■ WHAT TO WORK ON: Return the lines where the word "false" occurs.

[Data items]
==============================
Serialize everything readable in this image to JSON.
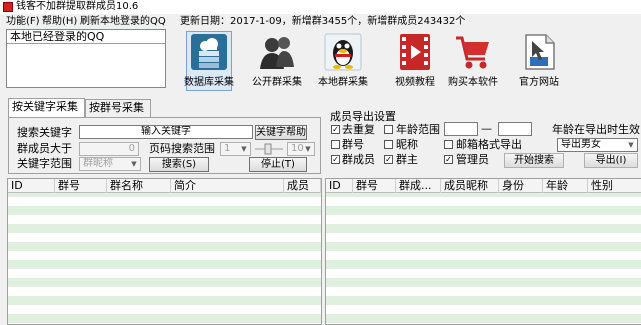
{
  "window": {
    "title": "钱客不加群提取群成员10.6"
  },
  "menu": {
    "items": [
      "功能(F)",
      "帮助(H)",
      "刷新本地登录的QQ"
    ]
  },
  "status": {
    "text": "更新日期：2017-1-09，新增群3455个，新增群成员243432个"
  },
  "qq_panel": {
    "header": "本地已经登录的QQ"
  },
  "toolbar": {
    "items": [
      {
        "label": "数据库采集",
        "icon": "database-cloud-icon"
      },
      {
        "label": "公开群采集",
        "icon": "people-icon"
      },
      {
        "label": "本地群采集",
        "icon": "qq-penguin-icon"
      },
      {
        "label": "视频教程",
        "icon": "video-film-icon"
      },
      {
        "label": "购买本软件",
        "icon": "shopping-cart-icon"
      },
      {
        "label": "官方网站",
        "icon": "website-cursor-icon"
      }
    ]
  },
  "tabs": [
    {
      "label": "按关键字采集"
    },
    {
      "label": "按群号采集"
    }
  ],
  "keyword": {
    "search_label": "搜索关键字",
    "search_value": "输入关键字",
    "help_button": "关键字帮助",
    "min_members_label": "群成员大于",
    "min_members_value": "0",
    "page_range_label": "页码搜索范围",
    "page_from": "1",
    "page_to": "10",
    "scope_label": "关键字范围",
    "scope_value": "群昵称",
    "search_button": "搜索(S)",
    "stop_button": "停止(T)"
  },
  "export": {
    "group_title": "成员导出设置",
    "dedupe_label": "去重复",
    "age_range_label": "年龄范围",
    "range_dash": "—",
    "age_export_label": "年龄在导出时生效",
    "group_no_label": "群号",
    "nickname_label": "昵称",
    "email_format_label": "邮箱格式导出",
    "gender_value": "导出男女",
    "members_label": "群成员",
    "owner_label": "群主",
    "admin_label": "管理员",
    "start_search_button": "开始搜索",
    "export_button": "导出(I)",
    "checked": {
      "dedupe": true,
      "age_range": false,
      "group_no": false,
      "nickname": false,
      "email_format": false,
      "members": true,
      "owner": true,
      "admin": true
    }
  },
  "left_table": {
    "columns": [
      "ID",
      "群号",
      "群名称",
      "简介",
      "成员"
    ]
  },
  "right_table": {
    "columns": [
      "ID",
      "群号",
      "群成...",
      "成员昵称",
      "身份",
      "年龄",
      "性别"
    ]
  }
}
==============================
■ RESPONSE BELOW:
      "age_range": false,
      "group_no": false,
      "nickname": false,
      "email_format": false,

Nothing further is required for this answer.